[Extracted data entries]

↓↓↓

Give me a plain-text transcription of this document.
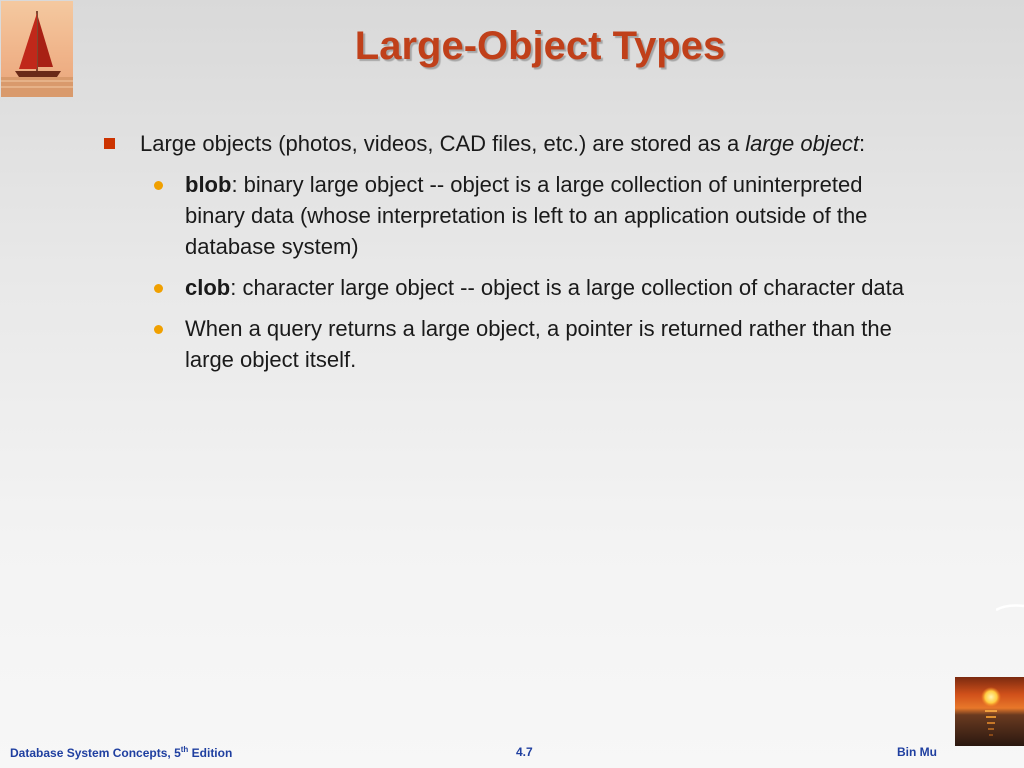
Large-Object Types
Large objects (photos, videos, CAD files, etc.) are stored as a large object:
blob: binary large object -- object is a large collection of uninterpreted binary data (whose interpretation is left to an application outside of the database system)
clob: character large object -- object is a large collection of character data
When a query returns a large object, a pointer is returned rather than the large object itself.
Database System Concepts, 5th Edition	4.7	Bin Mu
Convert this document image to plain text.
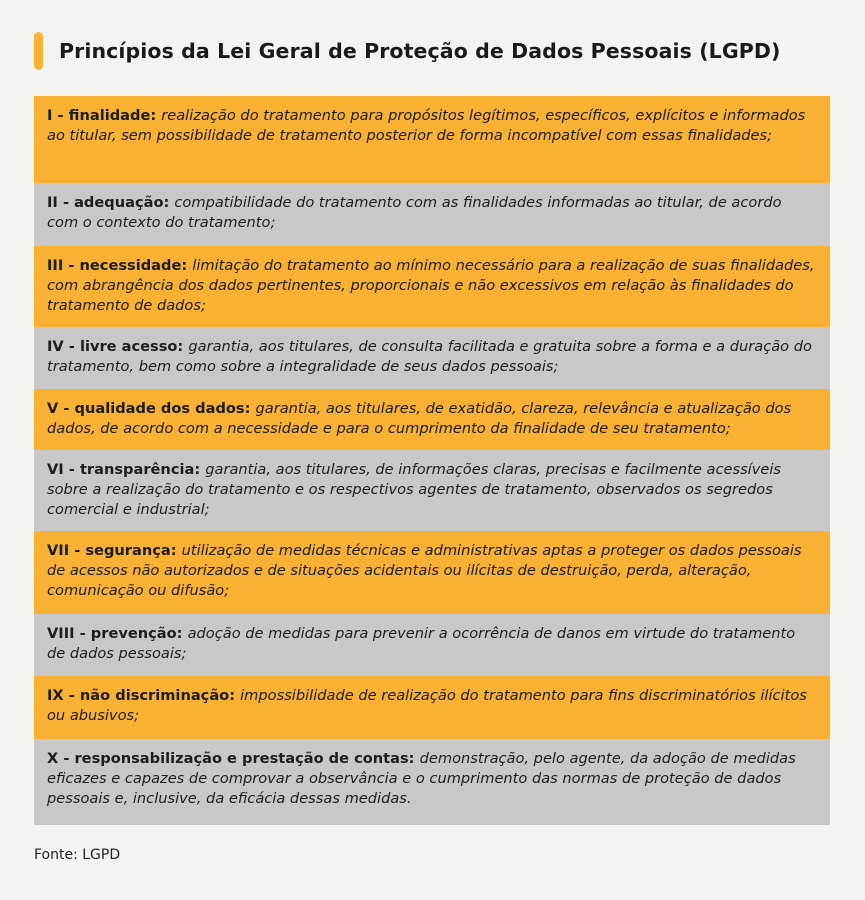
Princípios da Lei Geral de Proteção de Dados Pessoais (LGPD)
I - finalidade: realização do tratamento para propósitos legítimos, específicos, explícitos e informados ao titular, sem possibilidade de tratamento posterior de forma incompatível com essas finalidades;
II - adequação: compatibilidade do tratamento com as finalidades informadas ao titular, de acordo com o contexto do tratamento;
III - necessidade: limitação do tratamento ao mínimo necessário para a realização de suas finalidades, com abrangência dos dados pertinentes, proporcionais e não excessivos em relação às finalidades do tratamento de dados;
IV - livre acesso: garantia, aos titulares, de consulta facilitada e gratuita sobre a forma e a duração do tratamento, bem como sobre a integralidade de seus dados pessoais;
V - qualidade dos dados: garantia, aos titulares, de exatidão, clareza, relevância e atualização dos dados, de acordo com a necessidade e para o cumprimento da finalidade de seu tratamento;
VI - transparência: garantia, aos titulares, de informações claras, precisas e facilmente acessíveis sobre a realização do tratamento e os respectivos agentes de tratamento, observados os segredos comercial e industrial;
VII - segurança: utilização de medidas técnicas e administrativas aptas a proteger os dados pessoais de acessos não autorizados e de situações acidentais ou ilícitas de destruição, perda, alteração, comunicação ou difusão;
VIII - prevenção: adoção de medidas para prevenir a ocorrência de danos em virtude do tratamento de dados pessoais;
IX - não discriminação: impossibilidade de realização do tratamento para fins discriminatórios ilícitos ou abusivos;
X - responsabilização e prestação de contas: demonstração, pelo agente, da adoção de medidas eficazes e capazes de comprovar a observância e o cumprimento das normas de proteção de dados pessoais e, inclusive, da eficácia dessas medidas.
Fonte: LGPD
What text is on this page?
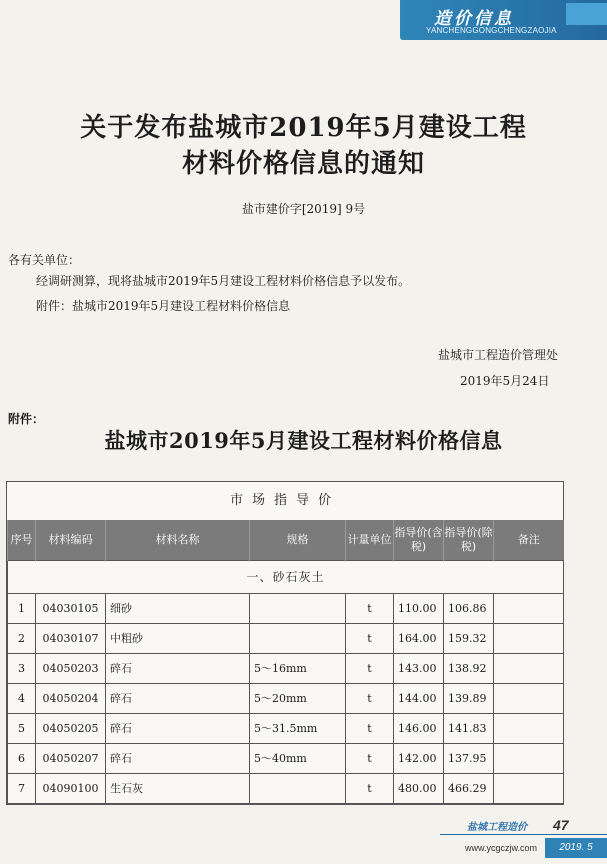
造价信息
YANCHENGGONGCHENGZAOJIA
关于发布盐城市2019年5月建设工程
材料价格信息的通知
盐市建价字[2019] 9号
各有关单位：
经调研测算，现将盐城市2019年5月建设工程材料价格信息予以发布。
附件：盐城市2019年5月建设工程材料价格信息
盐城市工程造价管理处
2019年5月24日
附件：
盐城市2019年5月建设工程材料价格信息
市场指导价
序号	材料编码	材料名称	规格	计量单位	指导价(含税)	指导价(除税)	备注
一、砂石灰土							
1	04030105	细砂		t	110.00	106.86	
2	04030107	中粗砂		t	164.00	159.32	
3	04050203	碎石	5～16mm	t	143.00	138.92	
4	04050204	碎石	5～20mm	t	144.00	139.89	
5	04050205	碎石	5～31.5mm	t	146.00	141.83	
6	04050207	碎石	5～40mm	t	142.00	137.95	
7	04090100	生石灰		t	480.00	466.29	
盐城工程造价 47
www.ycgczjw.com	2019. 5
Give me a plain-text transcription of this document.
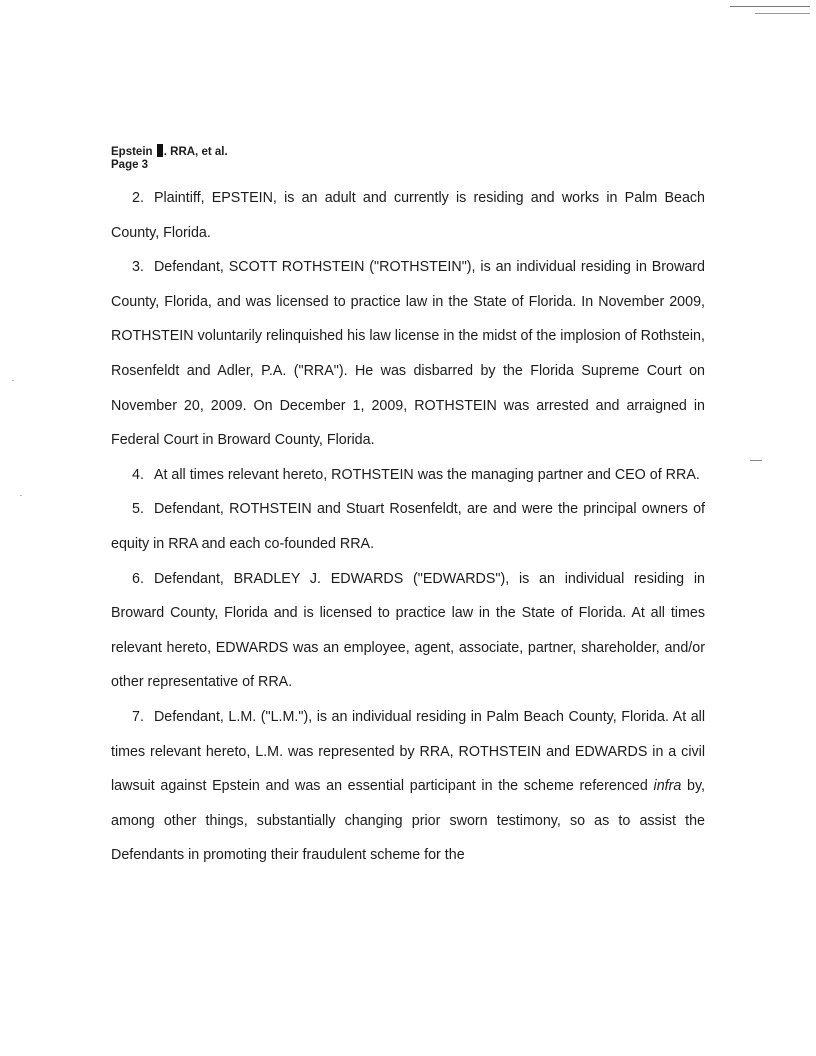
Epstein . RRA, et al.
Page 3

2. Plaintiff, EPSTEIN, is an adult and currently is residing and works in Palm Beach County, Florida.

3. Defendant, SCOTT ROTHSTEIN ("ROTHSTEIN"), is an individual residing in Broward County, Florida, and was licensed to practice law in the State of Florida. In November 2009, ROTHSTEIN voluntarily relinquished his law license in the midst of the implosion of Rothstein, Rosenfeldt and Adler, P.A. ("RRA"). He was disbarred by the Florida Supreme Court on November 20, 2009. On December 1, 2009, ROTHSTEIN was arrested and arraigned in Federal Court in Broward County, Florida.

4. At all times relevant hereto, ROTHSTEIN was the managing partner and CEO of RRA.

5. Defendant, ROTHSTEIN and Stuart Rosenfeldt, are and were the principal owners of equity in RRA and each co-founded RRA.

6. Defendant, BRADLEY J. EDWARDS ("EDWARDS"), is an individual residing in Broward County, Florida and is licensed to practice law in the State of Florida. At all times relevant hereto, EDWARDS was an employee, agent, associate, partner, shareholder, and/or other representative of RRA.

7. Defendant, L.M. ("L.M."), is an individual residing in Palm Beach County, Florida. At all times relevant hereto, L.M. was represented by RRA, ROTHSTEIN and EDWARDS in a civil lawsuit against Epstein and was an essential participant in the scheme referenced infra by, among other things, substantially changing prior sworn testimony, so as to assist the Defendants in promoting their fraudulent scheme for the
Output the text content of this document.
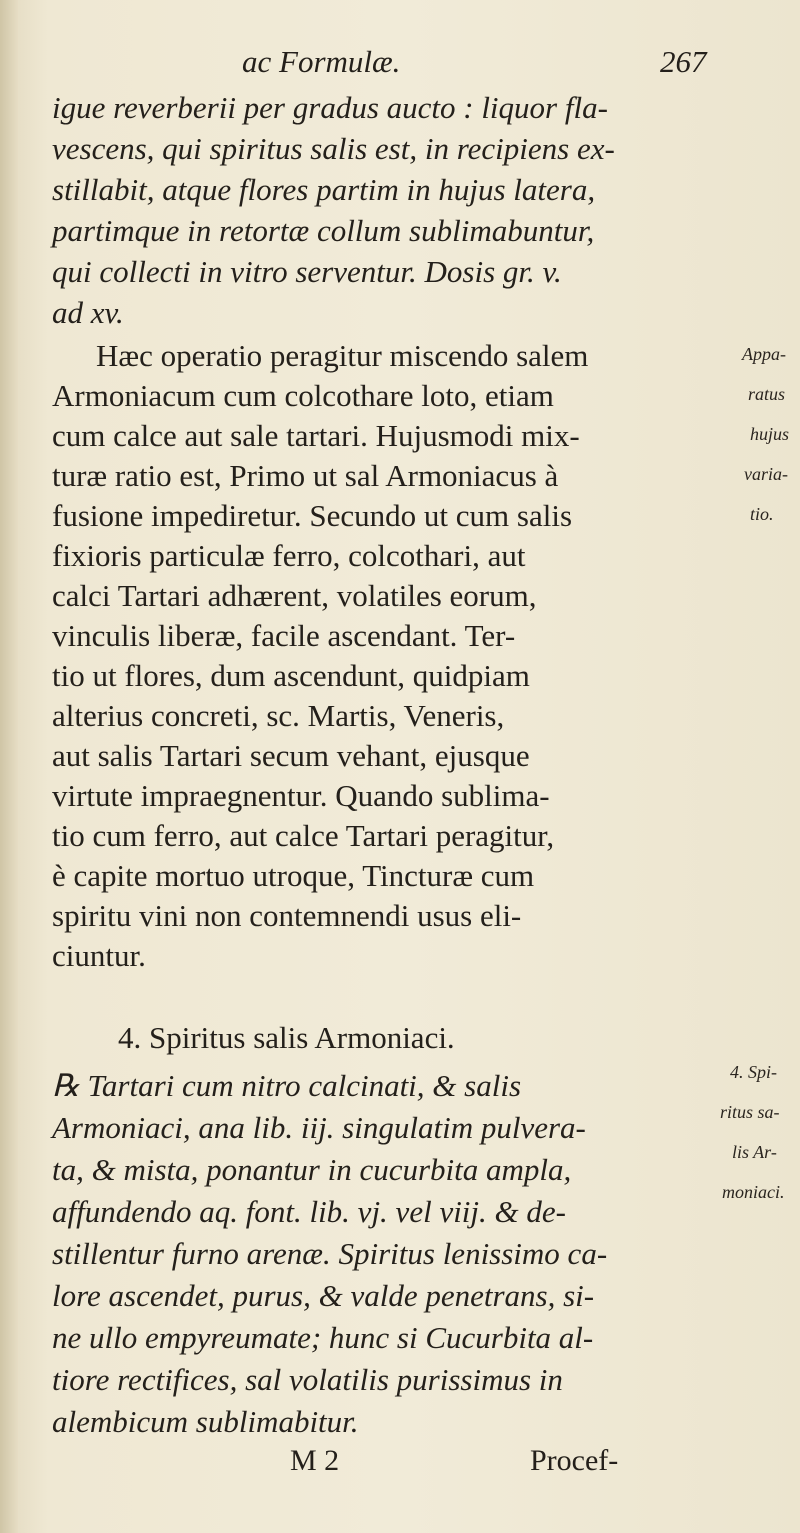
ac Formulæ.	267
igue reverberii per gradus aucto : liquor fla-
vescens, qui spiritus salis est, in recipiens ex-
stillabit, atque flores partim in hujus latera,
partimque in retortæ collum sublimabuntur,
qui collecti in vitro serventur. Dosis gr. v.
ad xv.
Hæc operatio peragitur miscendo salem
Armoniacum cum colcothare loto, etiam
cum calce aut sale tartari. Hujusmodi mix-
turæ ratio est, Primo ut sal Armoniacus à
fusione impediretur. Secundo ut cum salis
fixioris particulæ ferro, colcothari, aut
calci Tartari adhærent, volatiles eorum,
vinculis liberæ, facile ascendant. Ter-
tio ut flores, dum ascendunt, quidpiam
alterius concreti, sc. Martis, Veneris,
aut salis Tartari secum vehant, ejusque
virtute impraegnentur. Quando sublima-
tio cum ferro, aut calce Tartari peragitur,
è capite mortuo utroque, Tincturæ cum
spiritu vini non contemnendi usus eli-
ciuntur.
4. Spiritus salis Armoniaci.
℞ Tartari cum nitro calcinati, & salis
Armoniaci, ana lib. iij. singulatim pulvera-
ta, & mista, ponantur in cucurbita ampla,
affundendo aq. font. lib. vj. vel viij. & de-
stillentur furno arenæ. Spiritus lenissimo ca-
lore ascendet, purus, & valde penetrans, si-
ne ullo empyreumate; hunc si Cucurbita al-
tiore rectifices, sal volatilis purissimus in
alembicum sublimabitur.
Appa-
ratus
hujus
varia-
tio.
4. Spi-
ritus sa-
lis Ar-
moniaci.
M 2	Procef-
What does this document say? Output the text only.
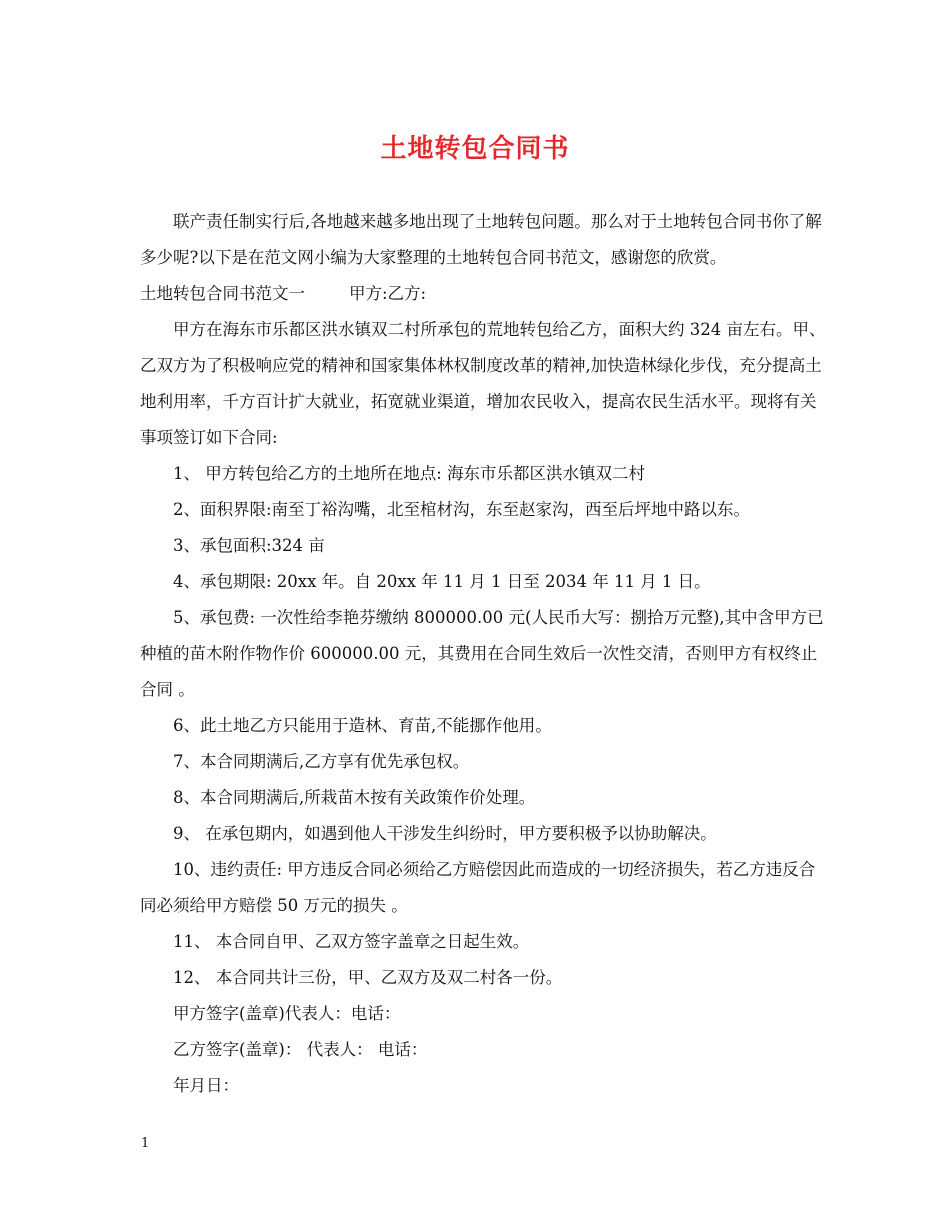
土地转包合同书

联产责任制实行后,各地越来越多地出现了土地转包问题。那么对于土地转包合同书你了解多少呢?以下是在范文网小编为大家整理的土地转包合同书范文，感谢您的欣赏。

土地转包合同书范文一	甲方:乙方:

甲方在海东市乐都区洪水镇双二村所承包的荒地转包给乙方，面积大约 324 亩左右。甲、乙双方为了积极响应党的精神和国家集体林权制度改革的精神,加快造林绿化步伐，充分提高土地利用率，千方百计扩大就业，拓宽就业渠道，增加农民收入，提高农民生活水平。现将有关事项签订如下合同:

1、 甲方转包给乙方的土地所在地点: 海东市乐都区洪水镇双二村

2、面积界限:南至丁裕沟嘴，北至棺材沟，东至赵家沟，西至后坪地中路以东。

3、承包面积:324 亩

4、承包期限: 20xx 年。自 20xx 年 11 月 1 日至 2034 年 11 月 1 日。

5、承包费: 一次性给李艳芬缴纳 800000.00 元(人民币大写：捌拾万元整),其中含甲方已种植的苗木附作物作价 600000.00 元，其费用在合同生效后一次性交清，否则甲方有权终止合同 。

6、此土地乙方只能用于造林、育苗,不能挪作他用。

7、本合同期满后,乙方享有优先承包权。

8、本合同期满后,所栽苗木按有关政策作价处理。

9、 在承包期内，如遇到他人干涉发生纠纷时，甲方要积极予以协助解决。

10、违约责任: 甲方违反合同必须给乙方赔偿因此而造成的一切经济损失，若乙方违反合同必须给甲方赔偿 50 万元的损失 。

11、 本合同自甲、乙双方签字盖章之日起生效。

12、 本合同共计三份，甲、乙双方及双二村各一份。

甲方签字(盖章)代表人：电话：

乙方签字(盖章)： 代表人： 电话：

年月日：

1
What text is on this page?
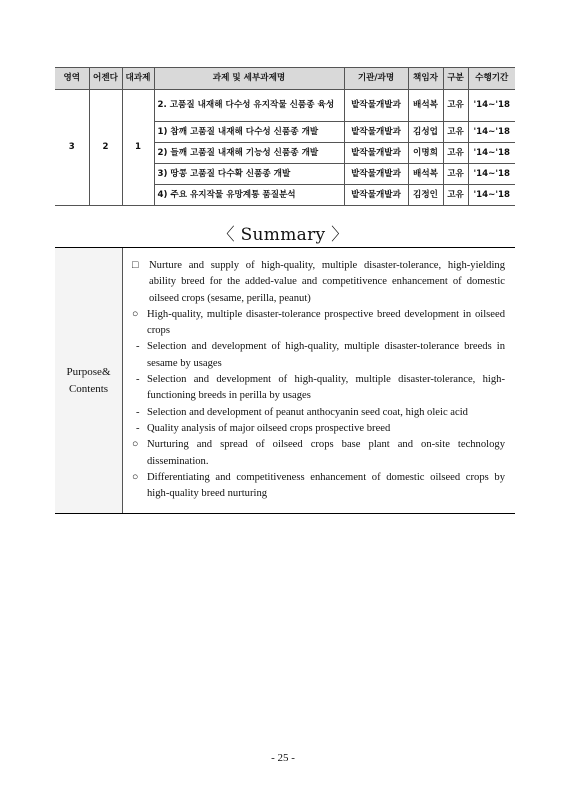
영역	어젠다	대과제	과제 및 세부과제명	기관/과명	책임자	구분	수행기간
3	2	1	2. 고품질 내재해 다수성 유지작물 신품종 육성	밭작물개발과	배석복	고유	'14~'18
			1) 참깨 고품질 내재해 다수성 신품종 개발	밭작물개발과	김성업	고유	'14~'18
			2) 들깨 고품질 내재해 기능성 신품종 개발	밭작물개발과	이명희	고유	'14~'18
			3) 땅콩 고품질 다수확 신품종 개발	밭작물개발과	배석복	고유	'14~'18
			4) 주요 유지작물 유망계통 품질분석	밭작물개발과	김정인	고유	'14~'18
〈 Summary 〉
Purpose& Contents
□ Nurture and supply of high-quality, multiple disaster-tolerance, high-yielding ability breed for the added-value and competitivence enhancement of domestic oilseed crops (sesame, perilla, peanut)
○ High-quality, multiple disaster-tolerance prospective breed development in oilseed crops
- Selection and development of high-quality, multiple disaster-tolerance breeds in sesame by usages
- Selection and development of high-quality, multiple disaster-tolerance, high-functioning breeds in perilla by usages
- Selection and development of peanut anthocyanin seed coat, high oleic acid
- Quality analysis of major oilseed crops prospective breed
○ Nurturing and spread of oilseed crops base plant and on-site technology dissemination.
○ Differentiating and competitiveness enhancement of domestic oilseed crops by high-quality breed nurturing
- 25 -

↑↑↑

Task statement: Collect the lines of the data that carry the word "EDWARDS".

Completed task:
6. Defendant, BRADLEY J. EDWARDS ("EDWARDS"), is an individual residing in Broward County, Florida and is licensed to practice law in the State of Florida. At all times relevant hereto, EDWARDS was an employee, agent, associate, partner, shareholder, and/or other representative of RRA.
7. Defendant, L.M. ("L.M."), is an individual residing in Palm Beach County, Florida. At all times relevant hereto, L.M. was represented by RRA, ROTHSTEIN and EDWARDS in a civil lawsuit against Epstein and was an essential participant in the scheme referenced infra by, among other things, substantially changing prior sworn testimony, so as to assist the Defendants in promoting their fraudulent scheme for the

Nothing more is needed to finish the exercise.